:: Records to process ::

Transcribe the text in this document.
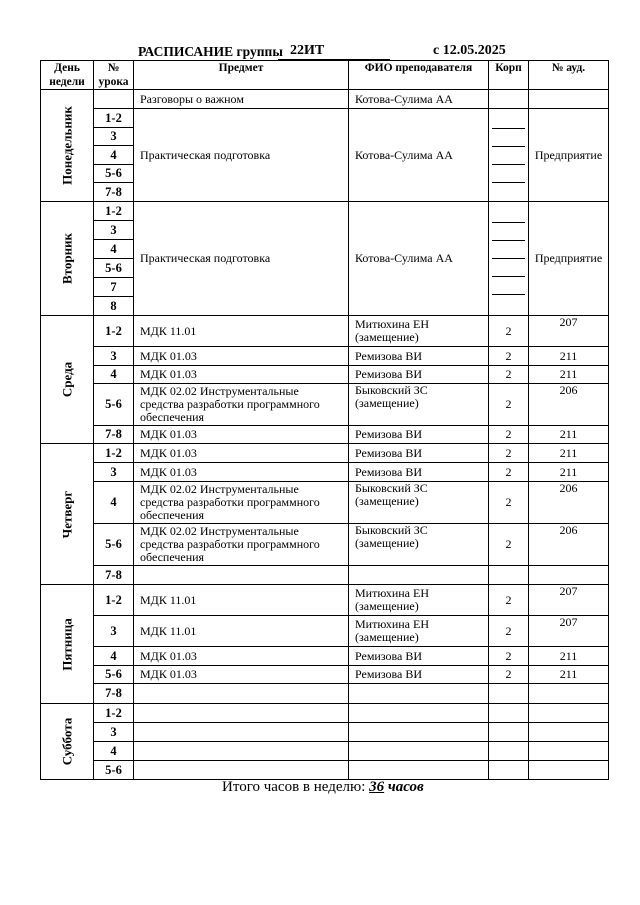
РАСПИСАНИЕ группы 22ИТ	с 12.05.2025
День недели	№ урока	Предмет	ФИО преподавателя	Корп	№ ауд.

Понедельник		Разговоры о важном	Котова-Сулима АА		
	1-2	Практическая подготовка	Котова-Сулима АА		Предприятие
	3				
	4				
	5-6				
	7-8				

Вторник	1-2	Практическая подготовка	Котова-Сулима АА		Предприятие
	3				
	4				
	5-6				
	7				
	8				

Среда	1-2	МДК 11.01	Митюхина ЕН (замещение)	2	207
	3	МДК 01.03	Ремизова ВИ	2	211
	4	МДК 01.03	Ремизова ВИ	2	211
	5-6	МДК 02.02 Инструментальные средства разработки программного обеспечения	Быковский ЗС (замещение)	2	206
	7-8	МДК 01.03	Ремизова ВИ	2	211

Четверг	1-2	МДК 01.03	Ремизова ВИ	2	211
	3	МДК 01.03	Ремизова ВИ	2	211
	4	МДК 02.02 Инструментальные средства разработки программного обеспечения	Быковский ЗС (замещение)	2	206
	5-6	МДК 02.02 Инструментальные средства разработки программного обеспечения	Быковский ЗС (замещение)	2	206
	7-8				

Пятница	1-2	МДК 11.01	Митюхина ЕН (замещение)	2	207
	3	МДК 11.01	Митюхина ЕН (замещение)	2	207
	4	МДК 01.03	Ремизова ВИ	2	211
	5-6	МДК 01.03	Ремизова ВИ	2	211
	7-8				

Суббота	1-2				
	3				
	4				
	5-6				
Итого часов в неделю: 36 часов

:::

## What to work on
Pictures are not part of the copy; reproduce everything else in the records exactly.

## Exercise result
Transcribe the text in this document.
РАСПИСАНИЕ группы 22ИТ	с 12.05.2025
День недели	№ урока	Предмет	ФИО преподавателя	Корп	№ ауд.

Понедельник		Разговоры о важном	Котова-Сулима АА		
	1-2	Практическая подготовка	Котова-Сулима АА		Предприятие
	3				
	4				
	5-6				
	7-8				

Вторник	1-2	Практическая подготовка	Котова-Сулима АА		Предприятие
	3				
	4				
	5-6				
	7				
	8				

Среда	1-2	МДК 11.01	Митюхина ЕН (замещение)	2	207
	3	МДК 01.03	Ремизова ВИ	2	211
	4	МДК 01.03	Ремизова ВИ	2	211
	5-6	МДК 02.02 Инструментальные средства разработки программного обеспечения	Быковский ЗС (замещение)	2	206
	7-8	МДК 01.03	Ремизова ВИ	2	211

Четверг	1-2	МДК 01.03	Ремизова ВИ	2	211
	3	МДК 01.03	Ремизова ВИ	2	211
	4	МДК 02.02 Инструментальные средства разработки программного обеспечения	Быковский ЗС (замещение)	2	206
	5-6	МДК 02.02 Инструментальные средства разработки программного обеспечения	Быковский ЗС (замещение)	2	206
	7-8				

Пятница	1-2	МДК 11.01	Митюхина ЕН (замещение)	2	207
	3	МДК 11.01	Митюхина ЕН (замещение)	2	207
	4	МДК 01.03	Ремизова ВИ	2	211
	5-6	МДК 01.03	Ремизова ВИ	2	211
	7-8				

Суббота	1-2				
	3				
	4				
	5-6				
Итого часов в неделю: 36 часов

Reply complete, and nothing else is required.